▶ **EXERCISE GOAL**
Take every line from the listing below that includes "campanha" and copy it.

▶ **LISTING**
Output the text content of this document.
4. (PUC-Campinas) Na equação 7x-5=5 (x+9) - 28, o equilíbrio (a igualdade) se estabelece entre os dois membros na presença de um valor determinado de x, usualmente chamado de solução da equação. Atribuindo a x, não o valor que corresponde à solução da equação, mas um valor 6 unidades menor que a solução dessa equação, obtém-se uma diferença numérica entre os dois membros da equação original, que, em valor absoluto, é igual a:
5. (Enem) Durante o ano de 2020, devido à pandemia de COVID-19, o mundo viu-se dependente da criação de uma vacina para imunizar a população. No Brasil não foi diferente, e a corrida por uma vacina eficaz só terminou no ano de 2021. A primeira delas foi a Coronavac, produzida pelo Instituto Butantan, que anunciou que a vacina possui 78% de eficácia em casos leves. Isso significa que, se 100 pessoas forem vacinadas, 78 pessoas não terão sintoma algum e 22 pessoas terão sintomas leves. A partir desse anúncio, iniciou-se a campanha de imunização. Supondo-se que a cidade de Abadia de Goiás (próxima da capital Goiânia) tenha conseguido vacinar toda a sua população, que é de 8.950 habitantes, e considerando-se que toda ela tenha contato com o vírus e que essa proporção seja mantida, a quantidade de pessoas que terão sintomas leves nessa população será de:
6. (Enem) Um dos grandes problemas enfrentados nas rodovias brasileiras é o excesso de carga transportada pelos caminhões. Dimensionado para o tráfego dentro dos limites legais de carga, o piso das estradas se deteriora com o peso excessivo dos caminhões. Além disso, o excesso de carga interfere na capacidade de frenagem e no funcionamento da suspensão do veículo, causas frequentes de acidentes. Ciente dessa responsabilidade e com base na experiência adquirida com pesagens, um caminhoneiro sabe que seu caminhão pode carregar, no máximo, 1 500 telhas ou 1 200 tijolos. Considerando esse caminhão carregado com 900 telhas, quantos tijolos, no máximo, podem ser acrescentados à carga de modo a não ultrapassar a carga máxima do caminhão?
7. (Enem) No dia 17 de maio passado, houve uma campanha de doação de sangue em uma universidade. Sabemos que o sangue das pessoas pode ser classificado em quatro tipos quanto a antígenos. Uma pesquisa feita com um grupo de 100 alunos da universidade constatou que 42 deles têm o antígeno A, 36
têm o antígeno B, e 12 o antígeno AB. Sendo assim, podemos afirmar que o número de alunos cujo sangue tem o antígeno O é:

▶ **WRITTEN REPLY**
5. (Enem) Durante o ano de 2020, devido à pandemia de COVID-19, o mundo viu-se dependente da criação de uma vacina para imunizar a população. No Brasil não foi diferente, e a corrida por uma vacina eficaz só terminou no ano de 2021. A primeira delas foi a Coronavac, produzida pelo Instituto Butantan, que anunciou que a vacina possui 78% de eficácia em casos leves. Isso significa que, se 100 pessoas forem vacinadas, 78 pessoas não terão sintoma algum e 22 pessoas terão sintomas leves. A partir desse anúncio, iniciou-se a campanha de imunização. Supondo-se que a cidade de Abadia de Goiás (próxima da capital Goiânia) tenha conseguido vacinar toda a sua população, que é de 8.950 habitantes, e considerando-se que toda ela tenha contato com o vírus e que essa proporção seja mantida, a quantidade de pessoas que terão sintomas leves nessa população será de:
7. (Enem) No dia 17 de maio passado, houve uma campanha de doação de sangue em uma universidade. Sabemos que o sangue das pessoas pode ser classificado em quatro tipos quanto a antígenos. Uma pesquisa feita com um grupo de 100 alunos da universidade constatou que 42 deles têm o antígeno A, 36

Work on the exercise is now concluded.